>> Begin RECORDS SHOWN

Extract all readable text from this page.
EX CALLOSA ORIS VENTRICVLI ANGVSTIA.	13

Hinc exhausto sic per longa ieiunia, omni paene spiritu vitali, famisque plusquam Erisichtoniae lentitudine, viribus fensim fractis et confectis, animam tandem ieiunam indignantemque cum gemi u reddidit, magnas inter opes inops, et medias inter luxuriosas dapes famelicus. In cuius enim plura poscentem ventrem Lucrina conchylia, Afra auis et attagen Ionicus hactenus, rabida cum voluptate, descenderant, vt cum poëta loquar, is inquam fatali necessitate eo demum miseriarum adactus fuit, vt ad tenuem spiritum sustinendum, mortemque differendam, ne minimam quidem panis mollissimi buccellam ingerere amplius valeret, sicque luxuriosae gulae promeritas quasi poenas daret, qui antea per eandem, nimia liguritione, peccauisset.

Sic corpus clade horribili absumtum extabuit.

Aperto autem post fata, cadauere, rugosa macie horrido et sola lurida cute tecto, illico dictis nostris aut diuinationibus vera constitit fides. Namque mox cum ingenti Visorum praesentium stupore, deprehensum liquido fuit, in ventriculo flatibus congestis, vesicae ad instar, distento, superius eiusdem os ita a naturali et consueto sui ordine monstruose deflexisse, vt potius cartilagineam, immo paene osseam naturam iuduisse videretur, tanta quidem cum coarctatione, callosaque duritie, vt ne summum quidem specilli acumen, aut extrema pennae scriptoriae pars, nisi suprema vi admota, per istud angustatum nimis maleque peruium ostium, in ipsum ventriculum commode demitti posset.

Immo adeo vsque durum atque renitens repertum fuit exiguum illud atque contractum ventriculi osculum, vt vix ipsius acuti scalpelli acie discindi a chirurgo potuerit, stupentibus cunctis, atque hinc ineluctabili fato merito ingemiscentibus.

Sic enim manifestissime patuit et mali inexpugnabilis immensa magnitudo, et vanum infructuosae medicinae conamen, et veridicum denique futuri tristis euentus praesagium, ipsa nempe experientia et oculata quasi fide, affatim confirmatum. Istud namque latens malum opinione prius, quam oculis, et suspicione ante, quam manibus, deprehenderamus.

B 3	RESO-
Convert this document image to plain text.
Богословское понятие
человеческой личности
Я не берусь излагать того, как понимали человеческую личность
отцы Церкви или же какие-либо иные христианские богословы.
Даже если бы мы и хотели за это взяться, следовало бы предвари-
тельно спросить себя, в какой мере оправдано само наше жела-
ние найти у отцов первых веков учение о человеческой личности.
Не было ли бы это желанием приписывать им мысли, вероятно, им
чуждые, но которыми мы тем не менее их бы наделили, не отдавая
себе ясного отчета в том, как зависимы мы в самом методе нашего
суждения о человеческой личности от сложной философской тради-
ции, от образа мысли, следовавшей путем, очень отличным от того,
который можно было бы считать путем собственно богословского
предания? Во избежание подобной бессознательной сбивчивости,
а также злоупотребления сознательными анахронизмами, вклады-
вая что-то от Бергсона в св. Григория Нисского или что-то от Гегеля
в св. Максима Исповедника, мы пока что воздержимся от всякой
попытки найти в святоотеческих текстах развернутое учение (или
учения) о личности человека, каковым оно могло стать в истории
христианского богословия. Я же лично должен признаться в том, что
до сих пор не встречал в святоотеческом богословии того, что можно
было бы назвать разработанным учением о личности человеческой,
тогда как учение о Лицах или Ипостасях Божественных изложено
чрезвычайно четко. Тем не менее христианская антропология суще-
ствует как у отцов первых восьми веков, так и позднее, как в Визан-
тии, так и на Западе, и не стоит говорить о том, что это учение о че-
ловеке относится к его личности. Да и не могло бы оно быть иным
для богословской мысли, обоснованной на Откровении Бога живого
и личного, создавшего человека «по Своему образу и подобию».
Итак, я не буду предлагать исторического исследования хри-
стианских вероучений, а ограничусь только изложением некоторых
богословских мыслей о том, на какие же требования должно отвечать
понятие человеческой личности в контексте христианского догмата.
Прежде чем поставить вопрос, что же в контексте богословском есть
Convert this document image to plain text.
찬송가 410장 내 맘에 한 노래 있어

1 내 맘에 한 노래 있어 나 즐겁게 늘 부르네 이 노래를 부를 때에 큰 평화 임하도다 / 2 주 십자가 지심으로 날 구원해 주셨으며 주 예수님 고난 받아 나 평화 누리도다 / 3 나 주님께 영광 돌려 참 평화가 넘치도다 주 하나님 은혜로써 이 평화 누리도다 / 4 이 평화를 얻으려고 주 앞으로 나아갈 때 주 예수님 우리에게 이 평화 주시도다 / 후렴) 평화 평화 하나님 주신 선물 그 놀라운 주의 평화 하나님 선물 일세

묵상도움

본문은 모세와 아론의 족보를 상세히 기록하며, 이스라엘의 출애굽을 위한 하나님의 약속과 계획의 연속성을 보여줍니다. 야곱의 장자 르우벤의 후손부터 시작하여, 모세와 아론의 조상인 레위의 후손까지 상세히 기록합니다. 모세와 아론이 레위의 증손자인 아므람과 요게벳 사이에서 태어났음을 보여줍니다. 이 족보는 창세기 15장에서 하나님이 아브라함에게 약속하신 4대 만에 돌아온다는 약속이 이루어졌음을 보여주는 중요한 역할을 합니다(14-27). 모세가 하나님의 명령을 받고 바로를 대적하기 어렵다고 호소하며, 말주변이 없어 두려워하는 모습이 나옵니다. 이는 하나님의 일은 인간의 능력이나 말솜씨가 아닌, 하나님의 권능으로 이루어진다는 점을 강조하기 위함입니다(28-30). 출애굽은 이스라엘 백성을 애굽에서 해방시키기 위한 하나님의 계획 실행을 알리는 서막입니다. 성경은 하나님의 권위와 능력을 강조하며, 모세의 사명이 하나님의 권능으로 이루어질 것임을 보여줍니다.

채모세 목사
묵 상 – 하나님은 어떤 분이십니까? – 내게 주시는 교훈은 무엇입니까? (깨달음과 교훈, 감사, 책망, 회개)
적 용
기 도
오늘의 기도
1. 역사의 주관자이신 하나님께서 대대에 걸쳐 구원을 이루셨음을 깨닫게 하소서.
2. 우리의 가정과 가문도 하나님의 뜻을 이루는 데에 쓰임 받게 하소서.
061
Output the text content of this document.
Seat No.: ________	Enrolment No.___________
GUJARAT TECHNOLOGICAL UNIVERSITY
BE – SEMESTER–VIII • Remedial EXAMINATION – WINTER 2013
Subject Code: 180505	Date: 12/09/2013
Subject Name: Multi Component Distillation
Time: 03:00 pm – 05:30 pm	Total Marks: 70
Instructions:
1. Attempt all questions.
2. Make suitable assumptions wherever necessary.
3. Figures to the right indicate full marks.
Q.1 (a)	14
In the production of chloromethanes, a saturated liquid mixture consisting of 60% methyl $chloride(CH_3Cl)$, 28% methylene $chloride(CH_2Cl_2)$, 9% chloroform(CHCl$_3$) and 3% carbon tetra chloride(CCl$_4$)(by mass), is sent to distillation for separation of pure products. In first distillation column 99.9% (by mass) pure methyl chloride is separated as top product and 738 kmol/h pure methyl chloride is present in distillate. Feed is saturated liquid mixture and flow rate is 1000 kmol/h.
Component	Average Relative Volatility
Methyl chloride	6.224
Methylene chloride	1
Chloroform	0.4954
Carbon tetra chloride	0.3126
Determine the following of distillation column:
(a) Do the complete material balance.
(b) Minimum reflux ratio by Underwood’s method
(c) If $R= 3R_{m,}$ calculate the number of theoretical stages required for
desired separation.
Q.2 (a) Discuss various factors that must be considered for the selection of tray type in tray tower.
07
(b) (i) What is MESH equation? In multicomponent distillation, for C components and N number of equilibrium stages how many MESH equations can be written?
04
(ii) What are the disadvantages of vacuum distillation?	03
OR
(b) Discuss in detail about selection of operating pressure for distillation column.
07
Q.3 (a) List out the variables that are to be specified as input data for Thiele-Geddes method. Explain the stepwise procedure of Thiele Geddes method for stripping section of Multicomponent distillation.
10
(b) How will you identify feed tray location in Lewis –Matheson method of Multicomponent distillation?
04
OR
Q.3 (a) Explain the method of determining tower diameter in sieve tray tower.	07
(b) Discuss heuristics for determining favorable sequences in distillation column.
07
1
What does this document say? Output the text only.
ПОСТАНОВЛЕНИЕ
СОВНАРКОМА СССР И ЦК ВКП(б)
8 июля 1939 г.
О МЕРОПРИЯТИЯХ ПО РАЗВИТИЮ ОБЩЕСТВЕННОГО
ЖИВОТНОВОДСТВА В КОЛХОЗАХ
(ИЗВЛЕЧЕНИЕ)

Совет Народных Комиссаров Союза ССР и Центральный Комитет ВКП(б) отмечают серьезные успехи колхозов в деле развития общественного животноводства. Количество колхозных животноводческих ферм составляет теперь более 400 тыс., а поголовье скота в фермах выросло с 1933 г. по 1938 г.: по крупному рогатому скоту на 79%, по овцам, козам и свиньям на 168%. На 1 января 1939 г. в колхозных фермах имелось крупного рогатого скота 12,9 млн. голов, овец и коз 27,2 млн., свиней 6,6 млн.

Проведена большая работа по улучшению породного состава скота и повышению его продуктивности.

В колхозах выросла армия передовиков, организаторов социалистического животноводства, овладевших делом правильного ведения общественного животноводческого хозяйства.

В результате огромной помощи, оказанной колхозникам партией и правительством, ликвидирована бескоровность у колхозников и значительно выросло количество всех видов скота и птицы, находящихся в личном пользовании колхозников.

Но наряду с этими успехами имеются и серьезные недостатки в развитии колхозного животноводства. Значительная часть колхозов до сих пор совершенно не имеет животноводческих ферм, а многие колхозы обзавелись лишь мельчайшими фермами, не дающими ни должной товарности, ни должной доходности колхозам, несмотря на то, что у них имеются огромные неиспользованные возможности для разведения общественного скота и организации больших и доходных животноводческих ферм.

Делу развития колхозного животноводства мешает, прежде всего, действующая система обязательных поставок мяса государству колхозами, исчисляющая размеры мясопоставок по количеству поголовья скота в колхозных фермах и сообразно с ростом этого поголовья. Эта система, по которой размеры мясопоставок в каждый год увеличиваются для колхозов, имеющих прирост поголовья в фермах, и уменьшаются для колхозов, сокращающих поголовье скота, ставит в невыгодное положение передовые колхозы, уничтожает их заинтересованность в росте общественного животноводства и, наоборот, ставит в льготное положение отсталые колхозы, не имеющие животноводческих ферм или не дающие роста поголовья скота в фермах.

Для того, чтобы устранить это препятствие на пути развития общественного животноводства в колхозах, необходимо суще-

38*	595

>> End RECORDS SHOWN

Show all lines from the records above where the word "контексте" occurs.

* [COMPLETED EXERCISE]:
понятие человеческой личности в контексте христианского догмата.
Прежде чем поставить вопрос, что же в контексте богословском есть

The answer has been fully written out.